» Verilen görev 1
Kayıtların başından "bar <box>422 396 427 418</box>" ifadesini içeren satıra kadar olan bölümü, iki uç da dahil olmak üzere, aynen yeniden yazın.

» Kaynak

-*-

Recent Comments

Battal Gazinin Zengibar Kalesini Fethi (Efsane)

Seyit Battal Gazi, ülkeler fethederek, Zengibar Kalesi karşısındaki sırtların ardına kadar gelmişti. Bu kaleyi de fethetmek istiyordu. Fakat; Zengibar ile kendi askerlerinin bulunduğu yer arasındaki uçurumları aşıp Zengibar Kalesi’ne ulaşmak, her babayiğidin harcı değildi. O çok akıllı ve usta bir kumandandı. Ne askerini kırar, ne de istediğinden vazgeçerdi. Battal Gazi düşündü, taşındı. Ertesi sabah kimseye haber vermeden kılığını değiştirerek bir çerçi oldu, omuzuna bir heybe alarak, içine boncuk ve dokuma koydu. Zengibar Kalesi’nin kapısına geldi. Nöbetçiler ne istediğini sorunca, O da fakir bir çerçi olduğunu, eğer müsaade ederlerse üç beş akçelik alış veriş edip çoluk çocuğunun ekmeğini kazanacağını söyledi. Nöbetçiler O’nun kurnazlığını anlamadılar, şüphelenmediler ve müsaade verdiler. Alış veriş bahanesi ile her yere girdi çıktı. Her kıyıyı bucağı öğrendi. Kaledeki kuvveti anladıktan, kalenin neresinden hücum edileceğini tasarladıktan sonra da kaleden çıktı ve karargâhına döndü. İlk işi askerlerine emir vermek oldu :
“- Civar köylerde ne kadar boynuzlu hayvan ve ne kadar iç yağı varsa toplayıp, bana getirin.”
Askerleri hemen dağıldılar ve bütün boynuzlu hayvanlarla toplayabildikleri yağları getirdiler. Seyit Battal Gazi, bu iç yağlarından mumlar yaptırdı, hazırlattı. Gece olunca askerler mumları hayvanların boynuzlarına diktiler ve fitillerini yaktılar.

-*-

Bir veri kümesinden alıntı

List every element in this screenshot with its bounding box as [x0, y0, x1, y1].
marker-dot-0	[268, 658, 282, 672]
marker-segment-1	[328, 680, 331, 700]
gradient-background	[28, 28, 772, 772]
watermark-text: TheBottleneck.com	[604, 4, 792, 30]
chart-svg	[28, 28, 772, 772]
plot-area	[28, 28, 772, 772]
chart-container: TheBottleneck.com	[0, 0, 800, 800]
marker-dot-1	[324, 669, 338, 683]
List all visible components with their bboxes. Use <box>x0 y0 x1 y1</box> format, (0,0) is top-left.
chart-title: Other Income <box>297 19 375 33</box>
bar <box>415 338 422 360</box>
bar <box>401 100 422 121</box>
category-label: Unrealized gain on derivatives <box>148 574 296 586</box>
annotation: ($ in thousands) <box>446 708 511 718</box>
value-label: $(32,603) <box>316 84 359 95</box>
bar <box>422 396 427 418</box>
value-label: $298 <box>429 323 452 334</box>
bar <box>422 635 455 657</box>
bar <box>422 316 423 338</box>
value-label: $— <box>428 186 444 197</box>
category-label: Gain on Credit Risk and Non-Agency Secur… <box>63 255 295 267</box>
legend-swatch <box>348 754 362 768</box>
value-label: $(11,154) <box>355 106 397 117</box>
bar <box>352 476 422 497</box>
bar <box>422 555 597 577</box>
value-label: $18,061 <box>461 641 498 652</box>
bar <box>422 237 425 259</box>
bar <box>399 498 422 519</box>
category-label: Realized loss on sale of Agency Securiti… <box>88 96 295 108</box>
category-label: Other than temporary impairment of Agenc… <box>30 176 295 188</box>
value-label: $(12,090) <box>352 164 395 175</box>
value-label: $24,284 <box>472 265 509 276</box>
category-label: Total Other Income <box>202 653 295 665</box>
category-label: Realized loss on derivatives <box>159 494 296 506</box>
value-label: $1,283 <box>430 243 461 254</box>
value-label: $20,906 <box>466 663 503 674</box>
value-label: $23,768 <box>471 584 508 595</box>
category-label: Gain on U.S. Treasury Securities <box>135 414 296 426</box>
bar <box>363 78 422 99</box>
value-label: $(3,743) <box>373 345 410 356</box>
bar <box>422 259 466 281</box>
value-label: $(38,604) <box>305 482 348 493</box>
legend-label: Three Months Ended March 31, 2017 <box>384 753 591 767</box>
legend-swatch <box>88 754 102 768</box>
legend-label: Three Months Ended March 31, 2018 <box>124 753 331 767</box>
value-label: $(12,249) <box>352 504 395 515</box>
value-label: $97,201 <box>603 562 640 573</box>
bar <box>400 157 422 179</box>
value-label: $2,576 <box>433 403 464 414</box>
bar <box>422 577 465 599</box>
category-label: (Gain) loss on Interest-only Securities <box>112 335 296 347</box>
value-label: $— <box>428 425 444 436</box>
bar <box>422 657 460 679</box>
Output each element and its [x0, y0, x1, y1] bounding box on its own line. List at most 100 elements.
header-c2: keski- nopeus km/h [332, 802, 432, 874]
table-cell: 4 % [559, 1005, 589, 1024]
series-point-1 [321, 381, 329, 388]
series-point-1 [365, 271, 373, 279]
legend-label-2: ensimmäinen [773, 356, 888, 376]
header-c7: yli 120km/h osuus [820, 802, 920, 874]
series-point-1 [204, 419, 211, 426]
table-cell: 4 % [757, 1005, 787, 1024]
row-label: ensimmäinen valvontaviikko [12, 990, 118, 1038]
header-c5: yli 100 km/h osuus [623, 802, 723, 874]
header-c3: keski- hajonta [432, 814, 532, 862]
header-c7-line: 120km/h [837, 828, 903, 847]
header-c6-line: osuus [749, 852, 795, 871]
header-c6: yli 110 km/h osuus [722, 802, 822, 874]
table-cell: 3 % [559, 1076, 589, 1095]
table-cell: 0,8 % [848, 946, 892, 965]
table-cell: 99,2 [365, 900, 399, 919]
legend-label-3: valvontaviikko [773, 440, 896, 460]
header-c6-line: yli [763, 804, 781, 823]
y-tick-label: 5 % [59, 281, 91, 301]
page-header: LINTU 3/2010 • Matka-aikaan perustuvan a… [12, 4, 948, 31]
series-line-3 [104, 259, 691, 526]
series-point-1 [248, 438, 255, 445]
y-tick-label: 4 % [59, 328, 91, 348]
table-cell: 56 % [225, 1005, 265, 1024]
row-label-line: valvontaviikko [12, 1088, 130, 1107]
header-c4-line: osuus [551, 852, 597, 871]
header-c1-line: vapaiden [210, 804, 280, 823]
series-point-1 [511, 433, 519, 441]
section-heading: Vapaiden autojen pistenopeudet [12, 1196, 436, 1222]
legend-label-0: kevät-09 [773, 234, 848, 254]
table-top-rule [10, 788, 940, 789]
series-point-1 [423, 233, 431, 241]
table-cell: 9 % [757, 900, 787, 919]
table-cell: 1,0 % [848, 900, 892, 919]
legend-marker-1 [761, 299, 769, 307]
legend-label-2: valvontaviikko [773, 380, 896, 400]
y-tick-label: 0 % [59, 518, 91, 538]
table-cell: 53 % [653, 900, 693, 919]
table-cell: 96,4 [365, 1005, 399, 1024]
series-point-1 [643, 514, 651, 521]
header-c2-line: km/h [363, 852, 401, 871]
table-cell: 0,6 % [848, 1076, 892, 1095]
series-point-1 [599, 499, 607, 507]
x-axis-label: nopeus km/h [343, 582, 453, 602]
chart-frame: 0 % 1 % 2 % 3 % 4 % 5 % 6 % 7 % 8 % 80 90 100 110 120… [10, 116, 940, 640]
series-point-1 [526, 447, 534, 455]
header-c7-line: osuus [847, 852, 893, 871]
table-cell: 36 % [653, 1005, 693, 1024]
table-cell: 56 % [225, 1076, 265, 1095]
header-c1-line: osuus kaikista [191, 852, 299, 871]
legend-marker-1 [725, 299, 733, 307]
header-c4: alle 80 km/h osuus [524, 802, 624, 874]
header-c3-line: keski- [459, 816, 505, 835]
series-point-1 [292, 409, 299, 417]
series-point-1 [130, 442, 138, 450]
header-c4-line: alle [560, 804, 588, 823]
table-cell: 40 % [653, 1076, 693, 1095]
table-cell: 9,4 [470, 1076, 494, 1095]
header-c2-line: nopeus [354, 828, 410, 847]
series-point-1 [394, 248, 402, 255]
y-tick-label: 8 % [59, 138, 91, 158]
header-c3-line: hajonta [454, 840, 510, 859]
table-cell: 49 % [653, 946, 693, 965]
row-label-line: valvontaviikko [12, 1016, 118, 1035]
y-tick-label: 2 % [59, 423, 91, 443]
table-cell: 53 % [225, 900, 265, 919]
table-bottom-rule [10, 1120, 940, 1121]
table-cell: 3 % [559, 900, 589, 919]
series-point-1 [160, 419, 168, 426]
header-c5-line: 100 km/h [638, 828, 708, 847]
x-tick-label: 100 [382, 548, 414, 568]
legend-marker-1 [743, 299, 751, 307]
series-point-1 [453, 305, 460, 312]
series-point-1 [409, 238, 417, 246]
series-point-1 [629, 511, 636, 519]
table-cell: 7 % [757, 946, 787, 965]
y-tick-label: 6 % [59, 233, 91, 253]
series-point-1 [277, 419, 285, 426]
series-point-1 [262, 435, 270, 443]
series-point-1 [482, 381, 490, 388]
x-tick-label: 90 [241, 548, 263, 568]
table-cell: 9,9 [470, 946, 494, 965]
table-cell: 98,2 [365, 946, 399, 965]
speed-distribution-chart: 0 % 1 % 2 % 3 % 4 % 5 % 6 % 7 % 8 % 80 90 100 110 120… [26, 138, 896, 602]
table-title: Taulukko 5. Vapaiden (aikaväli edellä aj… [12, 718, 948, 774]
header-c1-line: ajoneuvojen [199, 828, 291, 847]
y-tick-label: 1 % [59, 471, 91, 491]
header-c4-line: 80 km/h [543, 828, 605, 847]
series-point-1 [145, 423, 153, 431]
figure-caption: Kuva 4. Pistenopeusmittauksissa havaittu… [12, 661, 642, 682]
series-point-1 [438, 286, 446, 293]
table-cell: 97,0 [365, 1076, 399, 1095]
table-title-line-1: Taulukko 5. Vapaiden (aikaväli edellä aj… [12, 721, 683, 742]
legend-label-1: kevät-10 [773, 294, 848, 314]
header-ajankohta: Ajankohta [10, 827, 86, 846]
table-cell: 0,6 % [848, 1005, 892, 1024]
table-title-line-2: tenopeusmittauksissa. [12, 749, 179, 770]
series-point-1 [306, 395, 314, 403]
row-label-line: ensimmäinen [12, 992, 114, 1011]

-*-

» Verilen görev 2
Battal Gazi efsanesinden "Askerleri hemen dağıldılar" ifadesiyle başlayıp "ve fitillerini yaktılar." ifadesiyle biten bölümü, iki uç da dahil olmak üzere, aynen tekrarlayın.

» Görev sonucu 1
List every element in this screenshot with its bounding box as [x0, y0, x1, y1].
marker-dot-0	[268, 658, 282, 672]
marker-segment-1	[328, 680, 331, 700]
gradient-background	[28, 28, 772, 772]
watermark-text: TheBottleneck.com	[604, 4, 792, 30]
chart-svg	[28, 28, 772, 772]
plot-area	[28, 28, 772, 772]
chart-container: TheBottleneck.com	[0, 0, 800, 800]
marker-dot-1	[324, 669, 338, 683]
List all visible components with their bboxes. Use <box>x0 y0 x1 y1</box> format, (0,0) is top-left.
chart-title: Other Income <box>297 19 375 33</box>
bar <box>415 338 422 360</box>
bar <box>401 100 422 121</box>
category-label: Unrealized gain on derivatives <box>148 574 296 586</box>
annotation: ($ in thousands) <box>446 708 511 718</box>
value-label: $(32,603) <box>316 84 359 95</box>
bar <box>422 396 427 418</box>

» Görev sonucu 2
Askerleri hemen dağıldılar ve bütün boynuzlu hayvanlarla toplayabildikleri yağları getirdiler. Seyit Battal Gazi, bu iç yağlarından mumlar yaptırdı, hazırlattı. Gece olunca askerler mumları hayvanların boynuzlarına diktiler ve fitillerini yaktılar.